»»
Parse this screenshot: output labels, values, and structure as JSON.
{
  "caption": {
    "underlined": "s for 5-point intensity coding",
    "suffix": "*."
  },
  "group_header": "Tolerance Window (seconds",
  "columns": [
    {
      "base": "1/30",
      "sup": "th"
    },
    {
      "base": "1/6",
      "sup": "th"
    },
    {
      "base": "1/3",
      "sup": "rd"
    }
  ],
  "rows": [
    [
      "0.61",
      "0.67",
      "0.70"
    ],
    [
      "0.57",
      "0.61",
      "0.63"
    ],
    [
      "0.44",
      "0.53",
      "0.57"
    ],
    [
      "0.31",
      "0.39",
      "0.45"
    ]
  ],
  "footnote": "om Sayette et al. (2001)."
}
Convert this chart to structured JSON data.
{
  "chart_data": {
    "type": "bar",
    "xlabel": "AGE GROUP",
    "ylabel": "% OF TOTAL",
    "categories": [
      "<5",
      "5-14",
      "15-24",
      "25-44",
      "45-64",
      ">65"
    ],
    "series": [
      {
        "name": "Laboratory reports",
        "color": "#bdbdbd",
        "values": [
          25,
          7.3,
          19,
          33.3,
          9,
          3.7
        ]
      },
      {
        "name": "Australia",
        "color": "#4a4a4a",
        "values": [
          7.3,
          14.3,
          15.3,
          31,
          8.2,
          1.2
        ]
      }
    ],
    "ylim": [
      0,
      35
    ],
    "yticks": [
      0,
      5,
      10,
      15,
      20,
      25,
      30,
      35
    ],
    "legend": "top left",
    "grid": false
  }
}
««
● WHAT NEEDS TO BE DONE: Write out every line exactly as it stands.

● OUTPUT:
Parse this screenshot: output labels, values, and structure as JSON.
{
  "caption": {
    "underlined": "s for 5-point intensity coding",
    "suffix": "*."
  },
  "group_header": "Tolerance Window (seconds",
  "columns": [
    {
      "base": "1/30",
      "sup": "th"
    },
    {
      "base": "1/6",
      "sup": "th"
    },
    {
      "base": "1/3",
      "sup": "rd"
    }
  ],
  "rows": [
    [
      "0.61",
      "0.67",
      "0.70"
    ],
    [
      "0.57",
      "0.61",
      "0.63"
    ],
    [
      "0.44",
      "0.53",
      "0.57"
    ],
    [
      "0.31",
      "0.39",
      "0.45"
    ]
  ],
  "footnote": "om Sayette et al. (2001)."
}
Convert this chart to structured JSON data.
{
  "chart_data": {
    "type": "bar",
    "xlabel": "AGE GROUP",
    "ylabel": "% OF TOTAL",
    "categories": [
      "<5",
      "5-14",
      "15-24",
      "25-44",
      "45-64",
      ">65"
    ],
    "series": [
      {
        "name": "Laboratory reports",
        "color": "#bdbdbd",
        "values": [
          25,
          7.3,
          19,
          33.3,
          9,
          3.7
        ]
      },
      {
        "name": "Australia",
        "color": "#4a4a4a",
        "values": [
          7.3,
          14.3,
          15.3,
          31,
          8.2,
          1.2
        ]
      }
    ],
    "ylim": [
      0,
      35
    ],
    "yticks": [
      0,
      5,
      10,
      15,
      20,
      25,
      30,
      35
    ],
    "legend": "top left",
    "grid": false
  }
}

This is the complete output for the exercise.